**Required work**
Give an exact copy of every line, leaving images out.

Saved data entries
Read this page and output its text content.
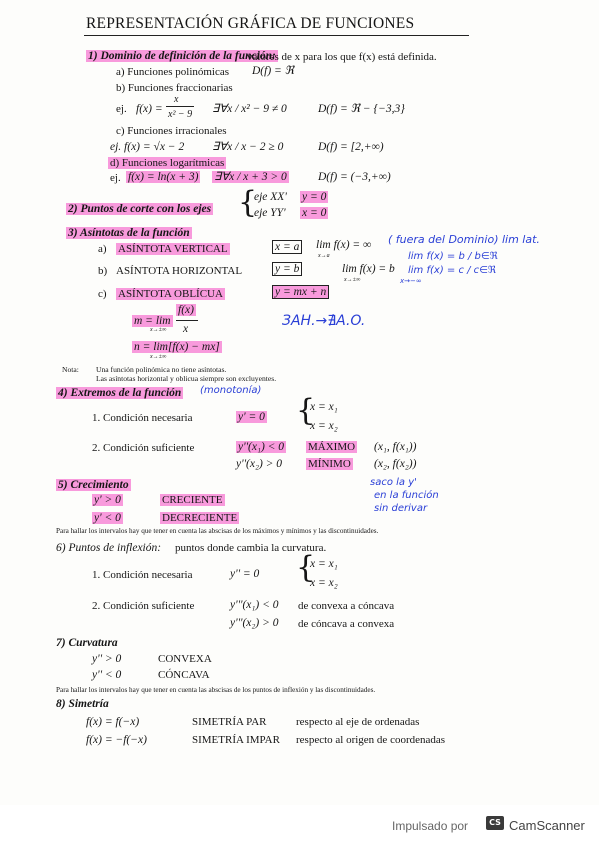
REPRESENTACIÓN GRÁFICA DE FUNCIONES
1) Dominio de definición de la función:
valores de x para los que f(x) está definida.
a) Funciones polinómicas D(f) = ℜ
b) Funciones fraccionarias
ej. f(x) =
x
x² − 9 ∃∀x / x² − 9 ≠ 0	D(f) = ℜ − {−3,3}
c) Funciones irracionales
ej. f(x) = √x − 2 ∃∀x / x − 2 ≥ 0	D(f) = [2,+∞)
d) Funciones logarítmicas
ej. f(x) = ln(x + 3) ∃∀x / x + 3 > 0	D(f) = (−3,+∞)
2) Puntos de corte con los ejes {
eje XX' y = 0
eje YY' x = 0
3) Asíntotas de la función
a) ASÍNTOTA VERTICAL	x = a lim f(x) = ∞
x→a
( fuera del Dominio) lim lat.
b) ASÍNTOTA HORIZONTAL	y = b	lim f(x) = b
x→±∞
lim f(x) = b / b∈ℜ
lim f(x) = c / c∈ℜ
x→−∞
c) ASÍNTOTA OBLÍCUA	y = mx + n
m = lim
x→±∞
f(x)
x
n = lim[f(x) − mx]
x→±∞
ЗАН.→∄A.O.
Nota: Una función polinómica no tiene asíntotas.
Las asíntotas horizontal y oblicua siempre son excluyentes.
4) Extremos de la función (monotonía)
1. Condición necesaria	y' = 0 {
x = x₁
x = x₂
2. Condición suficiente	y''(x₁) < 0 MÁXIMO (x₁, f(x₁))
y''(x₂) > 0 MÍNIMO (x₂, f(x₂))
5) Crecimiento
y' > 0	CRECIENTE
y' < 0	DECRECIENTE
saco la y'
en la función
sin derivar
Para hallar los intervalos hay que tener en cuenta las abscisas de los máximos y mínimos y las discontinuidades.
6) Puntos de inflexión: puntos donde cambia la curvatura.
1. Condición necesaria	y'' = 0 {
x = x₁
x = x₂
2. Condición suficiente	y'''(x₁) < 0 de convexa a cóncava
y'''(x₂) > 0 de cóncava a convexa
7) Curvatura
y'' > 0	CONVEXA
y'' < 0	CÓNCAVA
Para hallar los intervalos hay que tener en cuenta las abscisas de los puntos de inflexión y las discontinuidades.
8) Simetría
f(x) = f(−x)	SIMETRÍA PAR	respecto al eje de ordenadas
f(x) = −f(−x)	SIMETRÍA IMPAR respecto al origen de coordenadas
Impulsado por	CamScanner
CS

**Solution for this task**
Read this page and output its text content.
REPRESENTACIÓN GRÁFICA DE FUNCIONES
1) Dominio de definición de la función:
valores de x para los que f(x) está definida.
a) Funciones polinómicas D(f) = ℜ
b) Funciones fraccionarias
ej. f(x) =
x
x² − 9 ∃∀x / x² − 9 ≠ 0	D(f) = ℜ − {−3,3}
c) Funciones irracionales
ej. f(x) = √x − 2 ∃∀x / x − 2 ≥ 0	D(f) = [2,+∞)
d) Funciones logarítmicas
ej. f(x) = ln(x + 3) ∃∀x / x + 3 > 0	D(f) = (−3,+∞)
2) Puntos de corte con los ejes {
eje XX' y = 0
eje YY' x = 0
3) Asíntotas de la función
a) ASÍNTOTA VERTICAL	x = a lim f(x) = ∞
x→a
( fuera del Dominio) lim lat.
b) ASÍNTOTA HORIZONTAL	y = b	lim f(x) = b
x→±∞
lim f(x) = b / b∈ℜ
lim f(x) = c / c∈ℜ
x→−∞
c) ASÍNTOTA OBLÍCUA	y = mx + n
m = lim
x→±∞
f(x)
x
n = lim[f(x) − mx]
x→±∞
ЗАН.→∄A.O.
Nota: Una función polinómica no tiene asíntotas.
Las asíntotas horizontal y oblicua siempre son excluyentes.
4) Extremos de la función (monotonía)
1. Condición necesaria	y' = 0 {
x = x₁
x = x₂
2. Condición suficiente	y''(x₁) < 0 MÁXIMO (x₁, f(x₁))
y''(x₂) > 0 MÍNIMO (x₂, f(x₂))
5) Crecimiento
y' > 0	CRECIENTE
y' < 0	DECRECIENTE
saco la y'
en la función
sin derivar
Para hallar los intervalos hay que tener en cuenta las abscisas de los máximos y mínimos y las discontinuidades.
6) Puntos de inflexión: puntos donde cambia la curvatura.
1. Condición necesaria	y'' = 0 {
x = x₁
x = x₂
2. Condición suficiente	y'''(x₁) < 0 de convexa a cóncava
y'''(x₂) > 0 de cóncava a convexa
7) Curvatura
y'' > 0	CONVEXA
y'' < 0	CÓNCAVA
Para hallar los intervalos hay que tener en cuenta las abscisas de los puntos de inflexión y las discontinuidades.
8) Simetría
f(x) = f(−x)	SIMETRÍA PAR	respecto al eje de ordenadas
f(x) = −f(−x)	SIMETRÍA IMPAR respecto al origen de coordenadas
Impulsado por	CamScanner
CS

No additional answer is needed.